- **What is expected**
Copy the lines that follow, keeping every character the same.

Dataset listings of figures:

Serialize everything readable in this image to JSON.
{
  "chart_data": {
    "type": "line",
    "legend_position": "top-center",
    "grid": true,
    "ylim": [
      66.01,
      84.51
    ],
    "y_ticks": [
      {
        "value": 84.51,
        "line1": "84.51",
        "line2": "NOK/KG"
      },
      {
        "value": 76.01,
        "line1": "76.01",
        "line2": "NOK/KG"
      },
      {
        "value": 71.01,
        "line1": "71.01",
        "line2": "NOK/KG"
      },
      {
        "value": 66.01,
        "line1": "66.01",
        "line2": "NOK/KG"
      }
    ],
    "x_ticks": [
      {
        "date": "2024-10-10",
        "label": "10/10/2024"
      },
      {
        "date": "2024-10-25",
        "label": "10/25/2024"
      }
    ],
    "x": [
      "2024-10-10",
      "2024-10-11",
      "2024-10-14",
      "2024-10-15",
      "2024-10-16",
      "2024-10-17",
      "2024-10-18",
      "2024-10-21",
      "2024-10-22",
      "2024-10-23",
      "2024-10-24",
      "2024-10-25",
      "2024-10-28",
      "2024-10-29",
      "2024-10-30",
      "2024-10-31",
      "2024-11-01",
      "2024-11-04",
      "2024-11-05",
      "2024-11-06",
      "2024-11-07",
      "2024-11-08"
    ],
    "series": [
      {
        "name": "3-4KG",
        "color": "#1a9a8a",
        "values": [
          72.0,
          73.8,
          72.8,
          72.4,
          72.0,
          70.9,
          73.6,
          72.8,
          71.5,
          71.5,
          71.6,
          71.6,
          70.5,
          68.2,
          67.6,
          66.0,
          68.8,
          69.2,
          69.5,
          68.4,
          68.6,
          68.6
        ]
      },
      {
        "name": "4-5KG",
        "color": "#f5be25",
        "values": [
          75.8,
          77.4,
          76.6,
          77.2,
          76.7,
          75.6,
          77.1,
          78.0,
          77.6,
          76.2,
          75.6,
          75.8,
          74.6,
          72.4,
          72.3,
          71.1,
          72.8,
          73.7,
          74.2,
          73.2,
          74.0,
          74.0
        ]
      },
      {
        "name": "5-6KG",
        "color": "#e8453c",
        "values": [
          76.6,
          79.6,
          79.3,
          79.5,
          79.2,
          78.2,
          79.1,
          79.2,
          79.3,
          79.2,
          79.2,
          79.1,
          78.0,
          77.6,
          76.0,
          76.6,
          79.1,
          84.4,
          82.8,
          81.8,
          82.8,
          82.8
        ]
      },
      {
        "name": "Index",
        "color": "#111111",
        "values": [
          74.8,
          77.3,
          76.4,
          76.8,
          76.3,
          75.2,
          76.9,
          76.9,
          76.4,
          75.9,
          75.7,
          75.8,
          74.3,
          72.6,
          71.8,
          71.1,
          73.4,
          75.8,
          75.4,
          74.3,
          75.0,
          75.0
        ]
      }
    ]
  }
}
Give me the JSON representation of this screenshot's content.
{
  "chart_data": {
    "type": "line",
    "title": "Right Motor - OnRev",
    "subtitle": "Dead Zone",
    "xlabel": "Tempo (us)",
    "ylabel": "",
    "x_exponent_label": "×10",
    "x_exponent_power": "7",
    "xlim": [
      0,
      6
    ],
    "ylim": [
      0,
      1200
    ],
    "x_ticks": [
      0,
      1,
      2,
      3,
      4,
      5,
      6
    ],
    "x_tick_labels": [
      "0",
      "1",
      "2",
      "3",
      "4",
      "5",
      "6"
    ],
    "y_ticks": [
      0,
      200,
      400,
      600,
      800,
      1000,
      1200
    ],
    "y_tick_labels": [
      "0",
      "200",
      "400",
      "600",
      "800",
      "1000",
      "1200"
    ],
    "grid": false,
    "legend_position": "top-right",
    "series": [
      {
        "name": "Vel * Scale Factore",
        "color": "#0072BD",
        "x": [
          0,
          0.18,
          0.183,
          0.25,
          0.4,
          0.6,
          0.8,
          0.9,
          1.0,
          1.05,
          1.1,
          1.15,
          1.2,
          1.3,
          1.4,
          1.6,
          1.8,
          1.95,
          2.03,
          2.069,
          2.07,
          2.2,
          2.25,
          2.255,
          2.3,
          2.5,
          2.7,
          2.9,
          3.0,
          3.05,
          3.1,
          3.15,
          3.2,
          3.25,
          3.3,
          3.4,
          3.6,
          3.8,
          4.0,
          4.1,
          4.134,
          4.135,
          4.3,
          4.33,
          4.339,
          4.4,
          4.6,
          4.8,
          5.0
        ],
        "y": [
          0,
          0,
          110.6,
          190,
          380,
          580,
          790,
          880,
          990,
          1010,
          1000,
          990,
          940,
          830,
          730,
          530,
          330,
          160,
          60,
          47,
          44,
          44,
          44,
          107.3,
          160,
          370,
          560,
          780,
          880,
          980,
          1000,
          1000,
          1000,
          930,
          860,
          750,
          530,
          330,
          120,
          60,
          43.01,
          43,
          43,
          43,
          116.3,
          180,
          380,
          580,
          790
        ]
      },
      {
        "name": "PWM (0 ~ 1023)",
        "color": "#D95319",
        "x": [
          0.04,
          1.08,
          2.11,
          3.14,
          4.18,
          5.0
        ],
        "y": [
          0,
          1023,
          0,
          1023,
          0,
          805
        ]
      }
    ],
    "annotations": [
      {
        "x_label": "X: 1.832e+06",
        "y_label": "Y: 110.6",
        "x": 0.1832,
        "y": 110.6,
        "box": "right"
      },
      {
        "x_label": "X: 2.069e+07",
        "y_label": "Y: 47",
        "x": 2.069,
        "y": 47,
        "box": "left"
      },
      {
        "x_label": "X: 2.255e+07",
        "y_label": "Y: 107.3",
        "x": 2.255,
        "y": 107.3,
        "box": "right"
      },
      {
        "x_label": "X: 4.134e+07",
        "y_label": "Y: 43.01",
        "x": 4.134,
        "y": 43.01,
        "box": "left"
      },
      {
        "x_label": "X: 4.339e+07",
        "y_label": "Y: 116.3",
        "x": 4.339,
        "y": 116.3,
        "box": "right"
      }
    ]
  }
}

- **Result for this task**
Serialize everything readable in this image to JSON.
{
  "chart_data": {
    "type": "line",
    "legend_position": "top-center",
    "grid": true,
    "ylim": [
      66.01,
      84.51
    ],
    "y_ticks": [
      {
        "value": 84.51,
        "line1": "84.51",
        "line2": "NOK/KG"
      },
      {
        "value": 76.01,
        "line1": "76.01",
        "line2": "NOK/KG"
      },
      {
        "value": 71.01,
        "line1": "71.01",
        "line2": "NOK/KG"
      },
      {
        "value": 66.01,
        "line1": "66.01",
        "line2": "NOK/KG"
      }
    ],
    "x_ticks": [
      {
        "date": "2024-10-10",
        "label": "10/10/2024"
      },
      {
        "date": "2024-10-25",
        "label": "10/25/2024"
      }
    ],
    "x": [
      "2024-10-10",
      "2024-10-11",
      "2024-10-14",
      "2024-10-15",
      "2024-10-16",
      "2024-10-17",
      "2024-10-18",
      "2024-10-21",
      "2024-10-22",
      "2024-10-23",
      "2024-10-24",
      "2024-10-25",
      "2024-10-28",
      "2024-10-29",
      "2024-10-30",
      "2024-10-31",
      "2024-11-01",
      "2024-11-04",
      "2024-11-05",
      "2024-11-06",
      "2024-11-07",
      "2024-11-08"
    ],
    "series": [
      {
        "name": "3-4KG",
        "color": "#1a9a8a",
        "values": [
          72.0,
          73.8,
          72.8,
          72.4,
          72.0,
          70.9,
          73.6,
          72.8,
          71.5,
          71.5,
          71.6,
          71.6,
          70.5,
          68.2,
          67.6,
          66.0,
          68.8,
          69.2,
          69.5,
          68.4,
          68.6,
          68.6
        ]
      },
      {
        "name": "4-5KG",
        "color": "#f5be25",
        "values": [
          75.8,
          77.4,
          76.6,
          77.2,
          76.7,
          75.6,
          77.1,
          78.0,
          77.6,
          76.2,
          75.6,
          75.8,
          74.6,
          72.4,
          72.3,
          71.1,
          72.8,
          73.7,
          74.2,
          73.2,
          74.0,
          74.0
        ]
      },
      {
        "name": "5-6KG",
        "color": "#e8453c",
        "values": [
          76.6,
          79.6,
          79.3,
          79.5,
          79.2,
          78.2,
          79.1,
          79.2,
          79.3,
          79.2,
          79.2,
          79.1,
          78.0,
          77.6,
          76.0,
          76.6,
          79.1,
          84.4,
          82.8,
          81.8,
          82.8,
          82.8
        ]
      },
      {
        "name": "Index",
        "color": "#111111",
        "values": [
          74.8,
          77.3,
          76.4,
          76.8,
          76.3,
          75.2,
          76.9,
          76.9,
          76.4,
          75.9,
          75.7,
          75.8,
          74.3,
          72.6,
          71.8,
          71.1,
          73.4,
          75.8,
          75.4,
          74.3,
          75.0,
          75.0
        ]
      }
    ]
  }
}
Give me the JSON representation of this screenshot's content.
{
  "chart_data": {
    "type": "line",
    "title": "Right Motor - OnRev",
    "subtitle": "Dead Zone",
    "xlabel": "Tempo (us)",
    "ylabel": "",
    "x_exponent_label": "×10",
    "x_exponent_power": "7",
    "xlim": [
      0,
      6
    ],
    "ylim": [
      0,
      1200
    ],
    "x_ticks": [
      0,
      1,
      2,
      3,
      4,
      5,
      6
    ],
    "x_tick_labels": [
      "0",
      "1",
      "2",
      "3",
      "4",
      "5",
      "6"
    ],
    "y_ticks": [
      0,
      200,
      400,
      600,
      800,
      1000,
      1200
    ],
    "y_tick_labels": [
      "0",
      "200",
      "400",
      "600",
      "800",
      "1000",
      "1200"
    ],
    "grid": false,
    "legend_position": "top-right",
    "series": [
      {
        "name": "Vel * Scale Factore",
        "color": "#0072BD",
        "x": [
          0,
          0.18,
          0.183,
          0.25,
          0.4,
          0.6,
          0.8,
          0.9,
          1.0,
          1.05,
          1.1,
          1.15,
          1.2,
          1.3,
          1.4,
          1.6,
          1.8,
          1.95,
          2.03,
          2.069,
          2.07,
          2.2,
          2.25,
          2.255,
          2.3,
          2.5,
          2.7,
          2.9,
          3.0,
          3.05,
          3.1,
          3.15,
          3.2,
          3.25,
          3.3,
          3.4,
          3.6,
          3.8,
          4.0,
          4.1,
          4.134,
          4.135,
          4.3,
          4.33,
          4.339,
          4.4,
          4.6,
          4.8,
          5.0
        ],
        "y": [
          0,
          0,
          110.6,
          190,
          380,
          580,
          790,
          880,
          990,
          1010,
          1000,
          990,
          940,
          830,
          730,
          530,
          330,
          160,
          60,
          47,
          44,
          44,
          44,
          107.3,
          160,
          370,
          560,
          780,
          880,
          980,
          1000,
          1000,
          1000,
          930,
          860,
          750,
          530,
          330,
          120,
          60,
          43.01,
          43,
          43,
          43,
          116.3,
          180,
          380,
          580,
          790
        ]
      },
      {
        "name": "PWM (0 ~ 1023)",
        "color": "#D95319",
        "x": [
          0.04,
          1.08,
          2.11,
          3.14,
          4.18,
          5.0
        ],
        "y": [
          0,
          1023,
          0,
          1023,
          0,
          805
        ]
      }
    ],
    "annotations": [
      {
        "x_label": "X: 1.832e+06",
        "y_label": "Y: 110.6",
        "x": 0.1832,
        "y": 110.6,
        "box": "right"
      },
      {
        "x_label": "X: 2.069e+07",
        "y_label": "Y: 47",
        "x": 2.069,
        "y": 47,
        "box": "left"
      },
      {
        "x_label": "X: 2.255e+07",
        "y_label": "Y: 107.3",
        "x": 2.255,
        "y": 107.3,
        "box": "right"
      },
      {
        "x_label": "X: 4.134e+07",
        "y_label": "Y: 43.01",
        "x": 4.134,
        "y": 43.01,
        "box": "left"
      },
      {
        "x_label": "X: 4.339e+07",
        "y_label": "Y: 116.3",
        "x": 4.339,
        "y": 116.3,
        "box": "right"
      }
    ]
  }
}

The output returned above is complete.